* EXERCISE BRIEF:
Locate the string "JSON" in the listing below. Copy every line where it is found.
---
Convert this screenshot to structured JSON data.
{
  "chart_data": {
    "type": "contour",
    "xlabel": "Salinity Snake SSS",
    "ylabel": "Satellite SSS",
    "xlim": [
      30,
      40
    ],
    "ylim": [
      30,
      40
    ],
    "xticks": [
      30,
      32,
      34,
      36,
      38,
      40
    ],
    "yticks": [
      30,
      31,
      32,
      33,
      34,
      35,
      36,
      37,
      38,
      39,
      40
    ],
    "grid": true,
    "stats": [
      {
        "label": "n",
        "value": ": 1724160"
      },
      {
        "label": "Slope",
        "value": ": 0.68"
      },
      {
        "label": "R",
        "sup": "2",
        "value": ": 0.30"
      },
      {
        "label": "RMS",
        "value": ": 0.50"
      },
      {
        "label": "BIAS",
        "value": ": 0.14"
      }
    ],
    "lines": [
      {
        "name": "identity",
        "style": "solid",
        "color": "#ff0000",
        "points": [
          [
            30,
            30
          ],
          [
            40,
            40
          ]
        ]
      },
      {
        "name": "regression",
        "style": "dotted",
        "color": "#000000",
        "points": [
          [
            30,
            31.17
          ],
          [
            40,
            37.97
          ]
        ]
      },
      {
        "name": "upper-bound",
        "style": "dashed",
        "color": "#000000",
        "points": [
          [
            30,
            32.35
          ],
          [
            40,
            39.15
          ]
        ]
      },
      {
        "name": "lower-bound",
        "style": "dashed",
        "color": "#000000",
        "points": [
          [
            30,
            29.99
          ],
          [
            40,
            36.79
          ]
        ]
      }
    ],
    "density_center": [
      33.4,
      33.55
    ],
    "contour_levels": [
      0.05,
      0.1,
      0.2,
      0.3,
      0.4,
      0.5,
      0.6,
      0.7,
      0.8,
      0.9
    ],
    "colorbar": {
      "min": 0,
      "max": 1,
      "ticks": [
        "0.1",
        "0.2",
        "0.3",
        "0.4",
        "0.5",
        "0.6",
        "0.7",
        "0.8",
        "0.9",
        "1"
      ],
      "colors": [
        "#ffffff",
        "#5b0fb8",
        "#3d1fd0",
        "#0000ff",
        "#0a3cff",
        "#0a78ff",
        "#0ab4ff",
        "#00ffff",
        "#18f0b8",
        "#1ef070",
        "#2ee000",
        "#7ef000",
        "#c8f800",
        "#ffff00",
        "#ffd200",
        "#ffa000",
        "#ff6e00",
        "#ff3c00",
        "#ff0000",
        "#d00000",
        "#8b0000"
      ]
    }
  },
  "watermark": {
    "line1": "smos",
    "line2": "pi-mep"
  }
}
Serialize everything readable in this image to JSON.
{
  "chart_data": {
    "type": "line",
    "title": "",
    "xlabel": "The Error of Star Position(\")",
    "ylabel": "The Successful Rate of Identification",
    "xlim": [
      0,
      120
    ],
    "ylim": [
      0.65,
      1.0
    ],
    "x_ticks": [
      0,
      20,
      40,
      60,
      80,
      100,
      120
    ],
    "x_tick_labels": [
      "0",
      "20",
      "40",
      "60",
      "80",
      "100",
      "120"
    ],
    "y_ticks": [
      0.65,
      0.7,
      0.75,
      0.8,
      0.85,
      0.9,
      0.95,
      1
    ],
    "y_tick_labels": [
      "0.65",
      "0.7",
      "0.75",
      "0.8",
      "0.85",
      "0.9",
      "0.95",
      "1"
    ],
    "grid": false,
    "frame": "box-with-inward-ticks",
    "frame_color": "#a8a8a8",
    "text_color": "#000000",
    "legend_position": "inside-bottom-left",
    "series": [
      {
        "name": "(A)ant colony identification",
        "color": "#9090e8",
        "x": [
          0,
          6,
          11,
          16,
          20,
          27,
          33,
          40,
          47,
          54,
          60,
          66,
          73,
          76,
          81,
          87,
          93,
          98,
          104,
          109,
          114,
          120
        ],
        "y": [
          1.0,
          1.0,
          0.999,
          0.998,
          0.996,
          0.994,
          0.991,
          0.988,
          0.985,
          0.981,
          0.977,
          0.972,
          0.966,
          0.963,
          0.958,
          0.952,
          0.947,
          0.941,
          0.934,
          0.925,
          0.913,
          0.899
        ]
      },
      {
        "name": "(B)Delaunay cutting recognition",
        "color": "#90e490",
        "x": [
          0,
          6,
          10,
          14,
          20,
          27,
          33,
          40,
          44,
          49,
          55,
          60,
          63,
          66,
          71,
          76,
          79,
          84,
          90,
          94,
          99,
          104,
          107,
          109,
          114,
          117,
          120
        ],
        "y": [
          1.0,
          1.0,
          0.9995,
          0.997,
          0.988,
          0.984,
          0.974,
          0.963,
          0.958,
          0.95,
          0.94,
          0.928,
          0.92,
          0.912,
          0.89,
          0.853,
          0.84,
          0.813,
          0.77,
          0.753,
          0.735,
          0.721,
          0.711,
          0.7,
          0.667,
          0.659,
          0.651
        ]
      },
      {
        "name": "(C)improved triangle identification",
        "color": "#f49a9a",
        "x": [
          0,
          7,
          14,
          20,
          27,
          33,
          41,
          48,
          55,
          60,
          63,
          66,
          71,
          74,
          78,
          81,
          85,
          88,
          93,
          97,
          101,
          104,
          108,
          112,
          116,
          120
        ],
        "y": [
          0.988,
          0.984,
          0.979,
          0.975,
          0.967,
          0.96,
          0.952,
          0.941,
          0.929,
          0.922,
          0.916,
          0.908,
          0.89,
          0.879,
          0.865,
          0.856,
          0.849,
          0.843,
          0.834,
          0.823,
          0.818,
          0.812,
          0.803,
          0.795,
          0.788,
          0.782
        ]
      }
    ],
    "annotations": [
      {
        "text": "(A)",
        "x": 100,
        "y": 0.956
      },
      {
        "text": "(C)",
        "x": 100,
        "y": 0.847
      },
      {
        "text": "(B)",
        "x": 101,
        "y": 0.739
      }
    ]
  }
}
---
* EXERCISE ANSWER:
Convert this screenshot to structured JSON data.
Serialize everything readable in this image to JSON.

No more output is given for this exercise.